-- Stated goal --
In the entries below, count every line with the string "coman". State the count and nothing else.

-- Input --

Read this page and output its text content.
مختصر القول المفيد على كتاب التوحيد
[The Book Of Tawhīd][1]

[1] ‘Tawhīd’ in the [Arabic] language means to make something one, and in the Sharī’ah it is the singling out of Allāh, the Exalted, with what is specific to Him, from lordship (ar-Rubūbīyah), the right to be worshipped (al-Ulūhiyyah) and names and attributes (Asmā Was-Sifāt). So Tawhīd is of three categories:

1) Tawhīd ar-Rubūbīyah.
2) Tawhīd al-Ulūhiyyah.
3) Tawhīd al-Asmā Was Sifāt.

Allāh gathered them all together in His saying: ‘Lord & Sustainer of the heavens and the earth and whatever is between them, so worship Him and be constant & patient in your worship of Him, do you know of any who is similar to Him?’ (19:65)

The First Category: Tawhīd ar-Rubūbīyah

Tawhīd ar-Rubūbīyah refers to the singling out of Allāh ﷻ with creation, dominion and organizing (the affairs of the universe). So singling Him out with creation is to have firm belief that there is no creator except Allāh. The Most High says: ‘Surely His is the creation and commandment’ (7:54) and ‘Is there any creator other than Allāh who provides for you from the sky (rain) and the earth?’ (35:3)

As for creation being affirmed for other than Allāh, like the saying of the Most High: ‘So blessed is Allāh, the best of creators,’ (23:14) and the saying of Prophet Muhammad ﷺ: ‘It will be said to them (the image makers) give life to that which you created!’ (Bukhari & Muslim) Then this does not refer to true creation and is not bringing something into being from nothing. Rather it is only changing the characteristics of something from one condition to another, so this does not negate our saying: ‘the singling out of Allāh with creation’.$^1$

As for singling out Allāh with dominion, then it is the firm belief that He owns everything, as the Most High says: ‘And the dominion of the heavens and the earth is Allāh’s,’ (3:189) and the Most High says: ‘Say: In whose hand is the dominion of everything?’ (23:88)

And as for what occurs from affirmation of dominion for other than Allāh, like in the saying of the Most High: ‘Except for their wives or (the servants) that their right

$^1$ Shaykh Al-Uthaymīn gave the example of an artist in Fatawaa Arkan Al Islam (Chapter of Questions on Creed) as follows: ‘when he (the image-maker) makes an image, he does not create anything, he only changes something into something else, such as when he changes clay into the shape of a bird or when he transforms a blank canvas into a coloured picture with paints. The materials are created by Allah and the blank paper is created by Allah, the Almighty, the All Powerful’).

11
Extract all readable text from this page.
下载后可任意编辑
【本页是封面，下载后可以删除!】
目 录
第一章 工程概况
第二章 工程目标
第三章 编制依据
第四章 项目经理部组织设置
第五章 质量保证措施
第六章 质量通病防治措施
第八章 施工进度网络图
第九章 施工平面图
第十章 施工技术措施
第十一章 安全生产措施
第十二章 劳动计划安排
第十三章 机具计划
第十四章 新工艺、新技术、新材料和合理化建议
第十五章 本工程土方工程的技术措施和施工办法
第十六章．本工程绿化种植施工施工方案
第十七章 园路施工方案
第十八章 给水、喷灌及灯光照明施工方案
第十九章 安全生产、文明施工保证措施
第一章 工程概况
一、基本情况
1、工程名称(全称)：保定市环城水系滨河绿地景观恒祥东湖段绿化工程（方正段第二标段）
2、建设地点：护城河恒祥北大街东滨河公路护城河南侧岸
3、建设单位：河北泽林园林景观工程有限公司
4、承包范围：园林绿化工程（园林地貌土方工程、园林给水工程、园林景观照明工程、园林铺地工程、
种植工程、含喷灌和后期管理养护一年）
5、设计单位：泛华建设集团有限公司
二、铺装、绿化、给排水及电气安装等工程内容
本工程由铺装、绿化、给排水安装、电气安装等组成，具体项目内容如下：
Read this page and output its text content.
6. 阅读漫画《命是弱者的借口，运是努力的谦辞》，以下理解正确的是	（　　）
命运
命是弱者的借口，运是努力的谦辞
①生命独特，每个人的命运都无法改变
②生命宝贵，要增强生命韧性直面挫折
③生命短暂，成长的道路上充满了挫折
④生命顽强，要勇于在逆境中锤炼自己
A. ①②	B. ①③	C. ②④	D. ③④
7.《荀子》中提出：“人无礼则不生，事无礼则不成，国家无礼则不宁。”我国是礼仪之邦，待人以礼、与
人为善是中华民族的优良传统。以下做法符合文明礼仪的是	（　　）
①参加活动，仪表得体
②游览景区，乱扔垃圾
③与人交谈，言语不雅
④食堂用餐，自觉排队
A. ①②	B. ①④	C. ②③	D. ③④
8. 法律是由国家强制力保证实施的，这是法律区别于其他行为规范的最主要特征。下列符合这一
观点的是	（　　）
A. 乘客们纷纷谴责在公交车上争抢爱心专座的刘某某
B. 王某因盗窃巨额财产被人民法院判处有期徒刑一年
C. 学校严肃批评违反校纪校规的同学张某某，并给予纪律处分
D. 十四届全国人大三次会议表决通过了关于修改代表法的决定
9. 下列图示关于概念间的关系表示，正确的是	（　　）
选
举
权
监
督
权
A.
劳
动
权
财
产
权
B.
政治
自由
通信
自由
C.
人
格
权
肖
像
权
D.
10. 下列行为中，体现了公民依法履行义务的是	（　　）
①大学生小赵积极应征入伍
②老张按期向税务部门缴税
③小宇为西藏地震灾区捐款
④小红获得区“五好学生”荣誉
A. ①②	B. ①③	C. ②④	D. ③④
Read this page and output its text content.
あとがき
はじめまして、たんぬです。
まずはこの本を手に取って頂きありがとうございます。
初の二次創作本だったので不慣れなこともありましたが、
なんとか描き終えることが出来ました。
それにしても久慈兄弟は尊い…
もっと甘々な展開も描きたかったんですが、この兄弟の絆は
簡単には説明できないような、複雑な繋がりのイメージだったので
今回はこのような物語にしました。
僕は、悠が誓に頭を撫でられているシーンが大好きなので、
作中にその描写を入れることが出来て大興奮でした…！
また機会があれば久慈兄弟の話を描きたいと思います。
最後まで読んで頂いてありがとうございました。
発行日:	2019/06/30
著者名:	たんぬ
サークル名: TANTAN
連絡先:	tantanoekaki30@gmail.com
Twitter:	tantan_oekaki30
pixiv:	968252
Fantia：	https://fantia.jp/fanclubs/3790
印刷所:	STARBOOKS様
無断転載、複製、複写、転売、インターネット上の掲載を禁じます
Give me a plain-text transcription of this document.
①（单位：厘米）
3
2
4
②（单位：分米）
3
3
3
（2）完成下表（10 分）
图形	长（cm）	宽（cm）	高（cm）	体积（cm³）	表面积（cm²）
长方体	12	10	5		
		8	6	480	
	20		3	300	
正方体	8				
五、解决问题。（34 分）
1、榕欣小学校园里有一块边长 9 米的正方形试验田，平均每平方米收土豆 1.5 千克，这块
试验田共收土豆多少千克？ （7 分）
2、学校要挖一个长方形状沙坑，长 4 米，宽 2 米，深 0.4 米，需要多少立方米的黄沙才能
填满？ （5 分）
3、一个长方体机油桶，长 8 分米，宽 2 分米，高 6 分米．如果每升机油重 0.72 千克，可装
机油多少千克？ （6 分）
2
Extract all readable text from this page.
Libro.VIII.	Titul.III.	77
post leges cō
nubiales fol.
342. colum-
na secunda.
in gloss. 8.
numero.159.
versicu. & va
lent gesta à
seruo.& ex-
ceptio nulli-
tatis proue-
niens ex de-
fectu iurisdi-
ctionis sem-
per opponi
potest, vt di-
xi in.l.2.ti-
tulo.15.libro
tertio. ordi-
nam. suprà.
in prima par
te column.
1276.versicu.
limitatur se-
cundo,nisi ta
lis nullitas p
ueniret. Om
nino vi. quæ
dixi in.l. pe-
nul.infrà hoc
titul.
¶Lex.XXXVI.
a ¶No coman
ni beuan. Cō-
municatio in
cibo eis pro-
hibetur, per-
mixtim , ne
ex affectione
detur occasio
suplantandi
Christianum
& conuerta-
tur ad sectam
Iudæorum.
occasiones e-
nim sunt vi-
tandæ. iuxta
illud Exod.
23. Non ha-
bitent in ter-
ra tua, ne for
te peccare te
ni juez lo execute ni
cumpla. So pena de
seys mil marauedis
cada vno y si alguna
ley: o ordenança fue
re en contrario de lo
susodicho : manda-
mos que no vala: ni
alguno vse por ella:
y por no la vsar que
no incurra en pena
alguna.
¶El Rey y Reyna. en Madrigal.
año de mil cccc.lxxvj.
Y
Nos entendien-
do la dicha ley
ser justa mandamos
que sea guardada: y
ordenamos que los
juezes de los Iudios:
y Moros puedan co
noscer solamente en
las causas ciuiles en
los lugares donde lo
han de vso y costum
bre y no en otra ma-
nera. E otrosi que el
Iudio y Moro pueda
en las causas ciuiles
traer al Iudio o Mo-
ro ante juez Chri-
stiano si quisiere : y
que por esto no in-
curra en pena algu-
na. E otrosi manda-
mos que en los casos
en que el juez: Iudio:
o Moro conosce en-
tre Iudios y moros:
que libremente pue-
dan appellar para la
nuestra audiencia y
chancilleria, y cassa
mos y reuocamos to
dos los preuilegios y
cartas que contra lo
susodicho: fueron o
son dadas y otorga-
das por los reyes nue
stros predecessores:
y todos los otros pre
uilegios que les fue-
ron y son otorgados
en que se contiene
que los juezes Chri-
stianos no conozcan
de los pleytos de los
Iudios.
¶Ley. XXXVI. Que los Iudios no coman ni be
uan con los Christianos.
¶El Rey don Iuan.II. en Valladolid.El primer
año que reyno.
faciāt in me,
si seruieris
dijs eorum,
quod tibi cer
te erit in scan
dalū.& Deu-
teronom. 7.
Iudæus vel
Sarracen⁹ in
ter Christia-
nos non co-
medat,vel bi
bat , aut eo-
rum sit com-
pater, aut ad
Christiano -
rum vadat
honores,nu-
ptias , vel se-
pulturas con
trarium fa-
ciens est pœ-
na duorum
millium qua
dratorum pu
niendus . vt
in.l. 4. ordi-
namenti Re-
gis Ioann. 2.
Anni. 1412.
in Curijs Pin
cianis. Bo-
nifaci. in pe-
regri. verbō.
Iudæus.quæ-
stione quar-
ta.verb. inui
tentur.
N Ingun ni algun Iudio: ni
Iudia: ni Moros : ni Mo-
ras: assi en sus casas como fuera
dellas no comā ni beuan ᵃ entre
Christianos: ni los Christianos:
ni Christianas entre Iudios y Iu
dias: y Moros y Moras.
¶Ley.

-- Result of this task --
2